**Data to examine**.

◆ ◆ ◆ ◆ ◆

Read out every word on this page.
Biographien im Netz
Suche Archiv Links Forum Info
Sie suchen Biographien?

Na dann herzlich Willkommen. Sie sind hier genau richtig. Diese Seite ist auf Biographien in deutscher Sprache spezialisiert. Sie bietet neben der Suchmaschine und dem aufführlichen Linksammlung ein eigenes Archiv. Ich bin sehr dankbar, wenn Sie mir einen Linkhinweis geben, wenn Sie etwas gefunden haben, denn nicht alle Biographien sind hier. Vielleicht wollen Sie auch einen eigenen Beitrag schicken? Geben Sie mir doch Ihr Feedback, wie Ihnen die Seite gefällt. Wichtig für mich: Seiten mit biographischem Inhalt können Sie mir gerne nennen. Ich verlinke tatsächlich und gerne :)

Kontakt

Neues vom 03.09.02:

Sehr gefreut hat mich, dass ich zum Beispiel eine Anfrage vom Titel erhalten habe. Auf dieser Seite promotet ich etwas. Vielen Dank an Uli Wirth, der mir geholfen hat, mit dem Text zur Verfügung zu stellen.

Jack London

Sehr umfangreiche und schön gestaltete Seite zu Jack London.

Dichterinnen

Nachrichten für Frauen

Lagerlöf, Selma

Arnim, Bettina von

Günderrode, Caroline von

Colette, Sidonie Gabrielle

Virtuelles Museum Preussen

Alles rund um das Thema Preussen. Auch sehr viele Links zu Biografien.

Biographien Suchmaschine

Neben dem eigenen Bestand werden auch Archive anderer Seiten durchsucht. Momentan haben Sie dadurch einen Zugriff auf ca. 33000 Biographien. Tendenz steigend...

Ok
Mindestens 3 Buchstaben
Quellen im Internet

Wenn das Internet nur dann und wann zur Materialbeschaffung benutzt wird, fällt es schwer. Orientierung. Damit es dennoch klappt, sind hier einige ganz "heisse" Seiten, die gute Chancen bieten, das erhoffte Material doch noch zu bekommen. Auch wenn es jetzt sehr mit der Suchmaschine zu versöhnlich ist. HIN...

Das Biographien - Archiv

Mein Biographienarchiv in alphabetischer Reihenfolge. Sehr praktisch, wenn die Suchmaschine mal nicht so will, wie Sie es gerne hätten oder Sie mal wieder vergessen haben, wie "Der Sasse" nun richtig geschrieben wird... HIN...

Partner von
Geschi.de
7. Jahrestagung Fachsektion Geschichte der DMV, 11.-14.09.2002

◆ ◆ ◆ ◆ ◆

**Task details**.
Give back the whole listing above, identical in every line.

**Answer space**.
Read out every word on this page.
Biographien im Netz
Suche Archiv Links Forum Info
Sie suchen Biographien?

Na dann herzlich Willkommen. Sie sind hier genau richtig. Diese Seite ist auf Biographien in deutscher Sprache spezialisiert. Sie bietet neben der Suchmaschine und dem aufführlichen Linksammlung ein eigenes Archiv. Ich bin sehr dankbar, wenn Sie mir einen Linkhinweis geben, wenn Sie etwas gefunden haben, denn nicht alle Biographien sind hier. Vielleicht wollen Sie auch einen eigenen Beitrag schicken? Geben Sie mir doch Ihr Feedback, wie Ihnen die Seite gefällt. Wichtig für mich: Seiten mit biographischem Inhalt können Sie mir gerne nennen. Ich verlinke tatsächlich und gerne :)

Kontakt

Neues vom 03.09.02:

Sehr gefreut hat mich, dass ich zum Beispiel eine Anfrage vom Titel erhalten habe. Auf dieser Seite promotet ich etwas. Vielen Dank an Uli Wirth, der mir geholfen hat, mit dem Text zur Verfügung zu stellen.

Jack London

Sehr umfangreiche und schön gestaltete Seite zu Jack London.

Dichterinnen

Nachrichten für Frauen

Lagerlöf, Selma

Arnim, Bettina von

Günderrode, Caroline von

Colette, Sidonie Gabrielle

Virtuelles Museum Preussen

Alles rund um das Thema Preussen. Auch sehr viele Links zu Biografien.

Biographien Suchmaschine

Neben dem eigenen Bestand werden auch Archive anderer Seiten durchsucht. Momentan haben Sie dadurch einen Zugriff auf ca. 33000 Biographien. Tendenz steigend...

Ok
Mindestens 3 Buchstaben
Quellen im Internet

Wenn das Internet nur dann und wann zur Materialbeschaffung benutzt wird, fällt es schwer. Orientierung. Damit es dennoch klappt, sind hier einige ganz "heisse" Seiten, die gute Chancen bieten, das erhoffte Material doch noch zu bekommen. Auch wenn es jetzt sehr mit der Suchmaschine zu versöhnlich ist. HIN...

Das Biographien - Archiv

Mein Biographienarchiv in alphabetischer Reihenfolge. Sehr praktisch, wenn die Suchmaschine mal nicht so will, wie Sie es gerne hätten oder Sie mal wieder vergessen haben, wie "Der Sasse" nun richtig geschrieben wird... HIN...

Partner von
Geschi.de
7. Jahrestagung Fachsektion Geschichte der DMV, 11.-14.09.2002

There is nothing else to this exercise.